== INSTRUCTIONS FOR THE TASK ==
Take the entries below and reproduce them word for word.

Data excerpts
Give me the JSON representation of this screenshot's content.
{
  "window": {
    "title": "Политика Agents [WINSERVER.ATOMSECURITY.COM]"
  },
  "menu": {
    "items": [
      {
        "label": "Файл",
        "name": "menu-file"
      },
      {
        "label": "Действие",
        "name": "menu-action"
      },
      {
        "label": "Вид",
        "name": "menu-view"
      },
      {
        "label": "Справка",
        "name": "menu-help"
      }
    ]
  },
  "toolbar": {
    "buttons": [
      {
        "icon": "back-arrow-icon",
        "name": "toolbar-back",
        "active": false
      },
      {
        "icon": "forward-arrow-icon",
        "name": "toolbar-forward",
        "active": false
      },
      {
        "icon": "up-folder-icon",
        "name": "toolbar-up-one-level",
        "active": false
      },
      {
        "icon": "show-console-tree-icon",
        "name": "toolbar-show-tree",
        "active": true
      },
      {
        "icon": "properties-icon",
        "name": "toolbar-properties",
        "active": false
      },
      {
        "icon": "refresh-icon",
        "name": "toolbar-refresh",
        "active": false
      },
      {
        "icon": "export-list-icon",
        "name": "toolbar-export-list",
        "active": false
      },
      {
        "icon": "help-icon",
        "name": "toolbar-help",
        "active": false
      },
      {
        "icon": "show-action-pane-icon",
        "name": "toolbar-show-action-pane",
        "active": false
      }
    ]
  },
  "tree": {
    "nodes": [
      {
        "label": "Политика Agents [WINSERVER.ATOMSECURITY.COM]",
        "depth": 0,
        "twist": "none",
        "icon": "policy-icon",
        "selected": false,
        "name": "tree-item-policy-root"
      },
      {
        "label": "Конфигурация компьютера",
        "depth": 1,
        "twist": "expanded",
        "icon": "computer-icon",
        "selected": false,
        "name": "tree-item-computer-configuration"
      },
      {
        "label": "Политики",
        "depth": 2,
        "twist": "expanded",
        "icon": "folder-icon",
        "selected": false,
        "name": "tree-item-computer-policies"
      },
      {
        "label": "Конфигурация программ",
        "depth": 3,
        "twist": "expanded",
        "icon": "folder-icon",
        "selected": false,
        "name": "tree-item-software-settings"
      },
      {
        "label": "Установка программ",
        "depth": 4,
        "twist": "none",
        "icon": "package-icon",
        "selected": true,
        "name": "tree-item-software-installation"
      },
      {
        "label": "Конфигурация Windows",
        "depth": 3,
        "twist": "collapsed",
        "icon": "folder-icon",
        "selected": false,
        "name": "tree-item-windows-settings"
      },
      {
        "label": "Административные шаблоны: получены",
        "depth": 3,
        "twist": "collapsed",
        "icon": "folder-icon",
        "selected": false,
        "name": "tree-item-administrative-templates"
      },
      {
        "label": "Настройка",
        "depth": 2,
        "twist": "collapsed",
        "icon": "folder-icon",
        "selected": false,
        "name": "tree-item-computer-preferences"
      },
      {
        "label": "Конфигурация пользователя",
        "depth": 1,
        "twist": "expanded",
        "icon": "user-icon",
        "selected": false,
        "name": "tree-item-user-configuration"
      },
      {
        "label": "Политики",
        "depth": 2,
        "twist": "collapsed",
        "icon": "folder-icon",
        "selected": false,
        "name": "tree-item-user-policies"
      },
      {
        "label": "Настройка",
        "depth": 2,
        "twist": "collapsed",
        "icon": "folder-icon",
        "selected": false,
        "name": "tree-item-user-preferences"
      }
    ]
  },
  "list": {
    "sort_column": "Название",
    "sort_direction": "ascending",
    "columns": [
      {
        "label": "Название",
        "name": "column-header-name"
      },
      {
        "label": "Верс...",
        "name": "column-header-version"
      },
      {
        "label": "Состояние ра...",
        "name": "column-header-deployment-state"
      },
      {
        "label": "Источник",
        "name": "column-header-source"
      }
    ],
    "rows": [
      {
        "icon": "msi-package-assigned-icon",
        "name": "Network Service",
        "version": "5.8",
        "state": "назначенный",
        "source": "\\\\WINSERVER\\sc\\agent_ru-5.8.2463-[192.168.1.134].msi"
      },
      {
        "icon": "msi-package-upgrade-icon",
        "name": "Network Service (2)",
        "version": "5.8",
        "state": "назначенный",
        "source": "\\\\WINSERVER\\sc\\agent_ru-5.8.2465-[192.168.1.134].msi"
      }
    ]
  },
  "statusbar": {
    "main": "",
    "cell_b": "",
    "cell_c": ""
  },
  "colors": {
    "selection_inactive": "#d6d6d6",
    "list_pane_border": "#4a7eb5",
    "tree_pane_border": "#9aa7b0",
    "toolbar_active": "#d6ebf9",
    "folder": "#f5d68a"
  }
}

== TASK OUTPUT ==
Give me the JSON representation of this screenshot's content.
{
  "window": {
    "title": "Политика Agents [WINSERVER.ATOMSECURITY.COM]"
  },
  "menu": {
    "items": [
      {
        "label": "Файл",
        "name": "menu-file"
      },
      {
        "label": "Действие",
        "name": "menu-action"
      },
      {
        "label": "Вид",
        "name": "menu-view"
      },
      {
        "label": "Справка",
        "name": "menu-help"
      }
    ]
  },
  "toolbar": {
    "buttons": [
      {
        "icon": "back-arrow-icon",
        "name": "toolbar-back",
        "active": false
      },
      {
        "icon": "forward-arrow-icon",
        "name": "toolbar-forward",
        "active": false
      },
      {
        "icon": "up-folder-icon",
        "name": "toolbar-up-one-level",
        "active": false
      },
      {
        "icon": "show-console-tree-icon",
        "name": "toolbar-show-tree",
        "active": true
      },
      {
        "icon": "properties-icon",
        "name": "toolbar-properties",
        "active": false
      },
      {
        "icon": "refresh-icon",
        "name": "toolbar-refresh",
        "active": false
      },
      {
        "icon": "export-list-icon",
        "name": "toolbar-export-list",
        "active": false
      },
      {
        "icon": "help-icon",
        "name": "toolbar-help",
        "active": false
      },
      {
        "icon": "show-action-pane-icon",
        "name": "toolbar-show-action-pane",
        "active": false
      }
    ]
  },
  "tree": {
    "nodes": [
      {
        "label": "Политика Agents [WINSERVER.ATOMSECURITY.COM]",
        "depth": 0,
        "twist": "none",
        "icon": "policy-icon",
        "selected": false,
        "name": "tree-item-policy-root"
      },
      {
        "label": "Конфигурация компьютера",
        "depth": 1,
        "twist": "expanded",
        "icon": "computer-icon",
        "selected": false,
        "name": "tree-item-computer-configuration"
      },
      {
        "label": "Политики",
        "depth": 2,
        "twist": "expanded",
        "icon": "folder-icon",
        "selected": false,
        "name": "tree-item-computer-policies"
      },
      {
        "label": "Конфигурация программ",
        "depth": 3,
        "twist": "expanded",
        "icon": "folder-icon",
        "selected": false,
        "name": "tree-item-software-settings"
      },
      {
        "label": "Установка программ",
        "depth": 4,
        "twist": "none",
        "icon": "package-icon",
        "selected": true,
        "name": "tree-item-software-installation"
      },
      {
        "label": "Конфигурация Windows",
        "depth": 3,
        "twist": "collapsed",
        "icon": "folder-icon",
        "selected": false,
        "name": "tree-item-windows-settings"
      },
      {
        "label": "Административные шаблоны: получены",
        "depth": 3,
        "twist": "collapsed",
        "icon": "folder-icon",
        "selected": false,
        "name": "tree-item-administrative-templates"
      },
      {
        "label": "Настройка",
        "depth": 2,
        "twist": "collapsed",
        "icon": "folder-icon",
        "selected": false,
        "name": "tree-item-computer-preferences"
      },
      {
        "label": "Конфигурация пользователя",
        "depth": 1,
        "twist": "expanded",
        "icon": "user-icon",
        "selected": false,
        "name": "tree-item-user-configuration"
      },
      {
        "label": "Политики",
        "depth": 2,
        "twist": "collapsed",
        "icon": "folder-icon",
        "selected": false,
        "name": "tree-item-user-policies"
      },
      {
        "label": "Настройка",
        "depth": 2,
        "twist": "collapsed",
        "icon": "folder-icon",
        "selected": false,
        "name": "tree-item-user-preferences"
      }
    ]
  },
  "list": {
    "sort_column": "Название",
    "sort_direction": "ascending",
    "columns": [
      {
        "label": "Название",
        "name": "column-header-name"
      },
      {
        "label": "Верс...",
        "name": "column-header-version"
      },
      {
        "label": "Состояние ра...",
        "name": "column-header-deployment-state"
      },
      {
        "label": "Источник",
        "name": "column-header-source"
      }
    ],
    "rows": [
      {
        "icon": "msi-package-assigned-icon",
        "name": "Network Service",
        "version": "5.8",
        "state": "назначенный",
        "source": "\\\\WINSERVER\\sc\\agent_ru-5.8.2463-[192.168.1.134].msi"
      },
      {
        "icon": "msi-package-upgrade-icon",
        "name": "Network Service (2)",
        "version": "5.8",
        "state": "назначенный",
        "source": "\\\\WINSERVER\\sc\\agent_ru-5.8.2465-[192.168.1.134].msi"
      }
    ]
  },
  "statusbar": {
    "main": "",
    "cell_b": "",
    "cell_c": ""
  },
  "colors": {
    "selection_inactive": "#d6d6d6",
    "list_pane_border": "#4a7eb5",
    "tree_pane_border": "#9aa7b0",
    "toolbar_active": "#d6ebf9",
    "folder": "#f5d68a"
  }
}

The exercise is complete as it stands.